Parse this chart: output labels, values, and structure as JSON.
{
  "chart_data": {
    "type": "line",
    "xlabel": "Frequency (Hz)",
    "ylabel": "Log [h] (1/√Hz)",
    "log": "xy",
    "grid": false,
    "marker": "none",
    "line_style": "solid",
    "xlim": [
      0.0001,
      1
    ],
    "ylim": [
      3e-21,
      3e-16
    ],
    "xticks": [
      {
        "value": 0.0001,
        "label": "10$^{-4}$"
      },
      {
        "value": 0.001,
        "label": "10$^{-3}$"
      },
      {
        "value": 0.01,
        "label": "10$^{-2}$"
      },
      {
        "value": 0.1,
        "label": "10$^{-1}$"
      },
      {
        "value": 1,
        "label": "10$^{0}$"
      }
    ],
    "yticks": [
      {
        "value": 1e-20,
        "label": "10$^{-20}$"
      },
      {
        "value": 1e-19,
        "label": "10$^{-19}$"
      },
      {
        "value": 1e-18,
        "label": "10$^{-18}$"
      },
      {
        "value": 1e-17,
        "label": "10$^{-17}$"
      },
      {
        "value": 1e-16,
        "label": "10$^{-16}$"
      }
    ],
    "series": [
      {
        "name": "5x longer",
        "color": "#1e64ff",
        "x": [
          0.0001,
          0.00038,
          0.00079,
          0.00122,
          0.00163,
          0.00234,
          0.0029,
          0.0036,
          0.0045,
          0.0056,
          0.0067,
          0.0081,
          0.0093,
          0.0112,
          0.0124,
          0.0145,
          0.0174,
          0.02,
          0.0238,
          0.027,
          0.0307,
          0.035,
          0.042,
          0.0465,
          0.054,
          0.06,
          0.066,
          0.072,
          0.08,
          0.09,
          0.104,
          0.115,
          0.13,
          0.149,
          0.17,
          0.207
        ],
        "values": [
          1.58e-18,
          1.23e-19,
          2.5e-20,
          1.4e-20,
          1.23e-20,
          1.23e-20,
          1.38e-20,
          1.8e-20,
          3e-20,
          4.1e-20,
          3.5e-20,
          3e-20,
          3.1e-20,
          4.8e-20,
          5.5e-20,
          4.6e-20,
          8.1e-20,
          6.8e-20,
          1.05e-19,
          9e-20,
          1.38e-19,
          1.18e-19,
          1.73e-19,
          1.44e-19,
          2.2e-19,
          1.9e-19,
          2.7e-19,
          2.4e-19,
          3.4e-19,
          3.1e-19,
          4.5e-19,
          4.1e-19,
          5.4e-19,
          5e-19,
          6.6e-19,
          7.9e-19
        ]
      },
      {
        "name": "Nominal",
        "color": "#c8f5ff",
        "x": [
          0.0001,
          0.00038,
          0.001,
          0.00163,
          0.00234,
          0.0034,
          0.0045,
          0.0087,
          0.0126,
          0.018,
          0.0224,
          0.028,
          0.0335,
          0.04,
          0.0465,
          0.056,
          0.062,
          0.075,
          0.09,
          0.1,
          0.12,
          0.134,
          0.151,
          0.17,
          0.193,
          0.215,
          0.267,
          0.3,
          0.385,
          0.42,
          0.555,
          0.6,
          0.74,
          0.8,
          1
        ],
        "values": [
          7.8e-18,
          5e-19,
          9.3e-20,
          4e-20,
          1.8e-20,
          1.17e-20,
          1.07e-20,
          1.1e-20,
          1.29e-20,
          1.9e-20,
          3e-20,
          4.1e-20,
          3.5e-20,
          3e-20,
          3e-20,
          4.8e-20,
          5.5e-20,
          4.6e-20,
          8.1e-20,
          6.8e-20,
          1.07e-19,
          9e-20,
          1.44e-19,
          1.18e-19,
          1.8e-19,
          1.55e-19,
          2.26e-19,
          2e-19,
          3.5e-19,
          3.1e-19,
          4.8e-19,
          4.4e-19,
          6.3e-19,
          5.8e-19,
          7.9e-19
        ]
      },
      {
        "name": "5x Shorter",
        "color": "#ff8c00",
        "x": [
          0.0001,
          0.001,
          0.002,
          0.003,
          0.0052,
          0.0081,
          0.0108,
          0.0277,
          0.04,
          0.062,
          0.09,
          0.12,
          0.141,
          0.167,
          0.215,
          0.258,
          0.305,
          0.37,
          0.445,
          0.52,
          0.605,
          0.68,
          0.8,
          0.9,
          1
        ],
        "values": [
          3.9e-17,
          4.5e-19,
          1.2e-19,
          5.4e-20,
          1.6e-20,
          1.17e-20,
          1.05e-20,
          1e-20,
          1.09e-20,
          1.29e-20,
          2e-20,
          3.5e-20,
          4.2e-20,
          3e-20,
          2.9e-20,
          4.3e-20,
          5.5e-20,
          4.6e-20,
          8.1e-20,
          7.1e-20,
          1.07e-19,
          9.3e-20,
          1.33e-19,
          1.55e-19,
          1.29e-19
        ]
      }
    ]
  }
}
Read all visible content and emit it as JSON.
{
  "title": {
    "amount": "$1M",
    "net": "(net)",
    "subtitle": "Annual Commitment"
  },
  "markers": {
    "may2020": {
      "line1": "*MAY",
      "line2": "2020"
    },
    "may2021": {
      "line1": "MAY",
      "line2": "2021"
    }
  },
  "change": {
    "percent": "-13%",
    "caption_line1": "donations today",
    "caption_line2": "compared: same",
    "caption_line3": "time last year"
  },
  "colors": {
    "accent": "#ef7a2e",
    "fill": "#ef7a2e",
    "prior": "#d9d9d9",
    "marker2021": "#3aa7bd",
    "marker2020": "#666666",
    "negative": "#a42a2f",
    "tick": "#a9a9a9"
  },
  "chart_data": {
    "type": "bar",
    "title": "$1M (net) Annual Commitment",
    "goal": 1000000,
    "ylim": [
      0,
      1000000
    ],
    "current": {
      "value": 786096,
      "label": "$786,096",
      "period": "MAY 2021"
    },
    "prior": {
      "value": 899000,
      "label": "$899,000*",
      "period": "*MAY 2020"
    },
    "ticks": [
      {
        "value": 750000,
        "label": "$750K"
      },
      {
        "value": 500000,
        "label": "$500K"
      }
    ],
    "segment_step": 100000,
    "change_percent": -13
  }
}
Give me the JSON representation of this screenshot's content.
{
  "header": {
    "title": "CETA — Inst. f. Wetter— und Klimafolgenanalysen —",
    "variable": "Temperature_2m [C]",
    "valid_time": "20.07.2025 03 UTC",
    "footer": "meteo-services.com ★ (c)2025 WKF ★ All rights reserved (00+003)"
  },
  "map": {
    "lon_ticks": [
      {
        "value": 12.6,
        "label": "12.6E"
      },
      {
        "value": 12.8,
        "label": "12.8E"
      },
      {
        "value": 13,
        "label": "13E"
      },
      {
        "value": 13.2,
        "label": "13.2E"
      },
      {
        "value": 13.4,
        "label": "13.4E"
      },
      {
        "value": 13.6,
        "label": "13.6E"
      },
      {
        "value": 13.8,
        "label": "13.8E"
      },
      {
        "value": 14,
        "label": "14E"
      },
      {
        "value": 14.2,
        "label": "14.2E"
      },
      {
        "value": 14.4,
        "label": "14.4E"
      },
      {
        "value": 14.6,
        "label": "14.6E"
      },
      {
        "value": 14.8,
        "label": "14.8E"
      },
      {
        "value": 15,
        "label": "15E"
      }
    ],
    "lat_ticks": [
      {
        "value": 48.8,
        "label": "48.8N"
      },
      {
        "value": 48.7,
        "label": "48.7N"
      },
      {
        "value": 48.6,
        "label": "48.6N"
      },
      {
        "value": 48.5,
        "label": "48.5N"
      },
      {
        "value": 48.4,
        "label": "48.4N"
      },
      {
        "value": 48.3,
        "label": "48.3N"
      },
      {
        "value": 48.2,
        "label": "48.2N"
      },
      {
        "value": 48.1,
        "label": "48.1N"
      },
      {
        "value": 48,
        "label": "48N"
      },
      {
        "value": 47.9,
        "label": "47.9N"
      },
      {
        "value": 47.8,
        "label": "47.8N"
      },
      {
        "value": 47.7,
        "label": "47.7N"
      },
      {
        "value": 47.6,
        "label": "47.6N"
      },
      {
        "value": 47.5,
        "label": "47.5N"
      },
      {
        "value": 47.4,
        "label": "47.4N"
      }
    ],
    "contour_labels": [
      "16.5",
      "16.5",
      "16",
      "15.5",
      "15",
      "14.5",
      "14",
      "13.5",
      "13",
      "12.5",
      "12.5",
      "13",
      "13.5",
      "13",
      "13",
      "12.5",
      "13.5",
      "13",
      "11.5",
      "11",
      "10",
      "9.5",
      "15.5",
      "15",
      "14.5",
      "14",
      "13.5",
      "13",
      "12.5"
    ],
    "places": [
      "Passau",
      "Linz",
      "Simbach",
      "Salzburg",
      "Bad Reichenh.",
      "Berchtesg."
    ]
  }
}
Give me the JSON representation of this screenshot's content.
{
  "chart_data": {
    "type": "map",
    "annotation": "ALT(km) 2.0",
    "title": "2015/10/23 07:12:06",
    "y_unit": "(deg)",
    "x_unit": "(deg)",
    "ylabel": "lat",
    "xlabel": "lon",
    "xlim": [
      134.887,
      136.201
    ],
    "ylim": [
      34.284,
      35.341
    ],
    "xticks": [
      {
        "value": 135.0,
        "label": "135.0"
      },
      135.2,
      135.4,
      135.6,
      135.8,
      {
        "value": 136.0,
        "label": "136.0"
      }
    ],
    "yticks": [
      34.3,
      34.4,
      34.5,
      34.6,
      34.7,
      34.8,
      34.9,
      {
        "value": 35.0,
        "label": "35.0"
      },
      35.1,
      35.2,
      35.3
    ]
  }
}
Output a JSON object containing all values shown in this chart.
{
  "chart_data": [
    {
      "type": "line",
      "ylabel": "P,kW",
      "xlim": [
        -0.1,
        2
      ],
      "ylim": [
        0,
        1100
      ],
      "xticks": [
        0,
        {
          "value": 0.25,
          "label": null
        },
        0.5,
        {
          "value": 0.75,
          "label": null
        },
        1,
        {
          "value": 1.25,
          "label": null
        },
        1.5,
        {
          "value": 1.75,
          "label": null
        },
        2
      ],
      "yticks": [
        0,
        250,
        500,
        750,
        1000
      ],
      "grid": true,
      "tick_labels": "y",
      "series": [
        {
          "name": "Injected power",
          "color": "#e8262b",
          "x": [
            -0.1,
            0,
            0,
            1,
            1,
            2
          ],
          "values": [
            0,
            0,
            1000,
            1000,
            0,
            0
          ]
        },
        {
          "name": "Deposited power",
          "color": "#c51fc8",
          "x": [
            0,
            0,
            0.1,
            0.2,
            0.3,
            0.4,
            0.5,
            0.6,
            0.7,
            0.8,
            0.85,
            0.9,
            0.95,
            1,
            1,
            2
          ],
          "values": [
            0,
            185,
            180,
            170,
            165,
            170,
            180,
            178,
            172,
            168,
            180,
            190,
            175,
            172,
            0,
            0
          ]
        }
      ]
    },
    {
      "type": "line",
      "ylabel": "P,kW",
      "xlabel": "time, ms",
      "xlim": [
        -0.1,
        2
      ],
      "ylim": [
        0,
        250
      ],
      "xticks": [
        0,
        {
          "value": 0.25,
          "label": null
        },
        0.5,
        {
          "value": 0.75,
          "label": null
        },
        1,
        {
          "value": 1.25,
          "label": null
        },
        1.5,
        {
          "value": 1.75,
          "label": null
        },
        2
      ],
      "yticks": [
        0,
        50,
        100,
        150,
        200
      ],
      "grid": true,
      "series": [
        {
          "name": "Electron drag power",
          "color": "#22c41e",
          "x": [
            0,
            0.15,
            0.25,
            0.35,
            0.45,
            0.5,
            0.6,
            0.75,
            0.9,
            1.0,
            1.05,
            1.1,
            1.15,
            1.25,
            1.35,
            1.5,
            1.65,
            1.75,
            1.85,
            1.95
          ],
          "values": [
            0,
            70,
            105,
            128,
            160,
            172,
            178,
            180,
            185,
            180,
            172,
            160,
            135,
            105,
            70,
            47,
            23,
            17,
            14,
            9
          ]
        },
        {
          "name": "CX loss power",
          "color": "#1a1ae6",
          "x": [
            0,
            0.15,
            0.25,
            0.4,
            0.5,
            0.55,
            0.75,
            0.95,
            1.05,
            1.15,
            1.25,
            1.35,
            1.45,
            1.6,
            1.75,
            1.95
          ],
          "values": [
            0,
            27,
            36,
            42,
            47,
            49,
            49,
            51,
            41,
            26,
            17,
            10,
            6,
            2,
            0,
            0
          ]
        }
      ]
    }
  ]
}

....

Respond with nothing but the number of lines in the entries that contain the string "this".

4